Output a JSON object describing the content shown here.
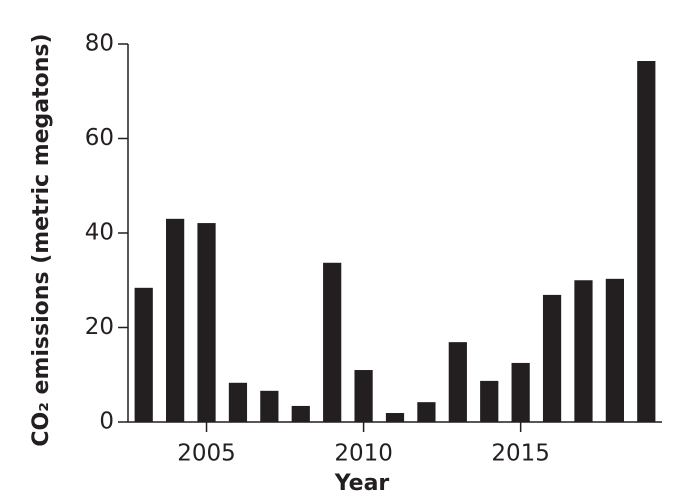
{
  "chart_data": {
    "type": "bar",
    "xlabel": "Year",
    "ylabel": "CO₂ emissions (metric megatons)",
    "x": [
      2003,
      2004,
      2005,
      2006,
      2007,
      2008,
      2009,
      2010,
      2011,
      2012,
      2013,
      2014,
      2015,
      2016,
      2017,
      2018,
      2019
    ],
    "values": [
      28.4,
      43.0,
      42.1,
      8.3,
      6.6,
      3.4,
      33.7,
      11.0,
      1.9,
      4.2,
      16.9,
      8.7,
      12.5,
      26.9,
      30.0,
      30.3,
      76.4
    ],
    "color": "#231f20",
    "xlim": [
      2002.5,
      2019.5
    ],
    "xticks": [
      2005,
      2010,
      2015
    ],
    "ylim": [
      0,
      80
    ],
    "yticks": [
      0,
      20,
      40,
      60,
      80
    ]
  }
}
::::::::::
_WHAT YOU SHOULD DO_. Every record must be copied exactly, with images dropped from the result.

_RESPONSE TO THE TASK_.
Output a JSON object describing the content shown here.
{
  "chart_data": {
    "type": "bar",
    "xlabel": "Year",
    "ylabel": "CO₂ emissions (metric megatons)",
    "x": [
      2003,
      2004,
      2005,
      2006,
      2007,
      2008,
      2009,
      2010,
      2011,
      2012,
      2013,
      2014,
      2015,
      2016,
      2017,
      2018,
      2019
    ],
    "values": [
      28.4,
      43.0,
      42.1,
      8.3,
      6.6,
      3.4,
      33.7,
      11.0,
      1.9,
      4.2,
      16.9,
      8.7,
      12.5,
      26.9,
      30.0,
      30.3,
      76.4
    ],
    "color": "#231f20",
    "xlim": [
      2002.5,
      2019.5
    ],
    "xticks": [
      2005,
      2010,
      2015
    ],
    "ylim": [
      0,
      80
    ],
    "yticks": [
      0,
      20,
      40,
      60,
      80
    ]
  }
}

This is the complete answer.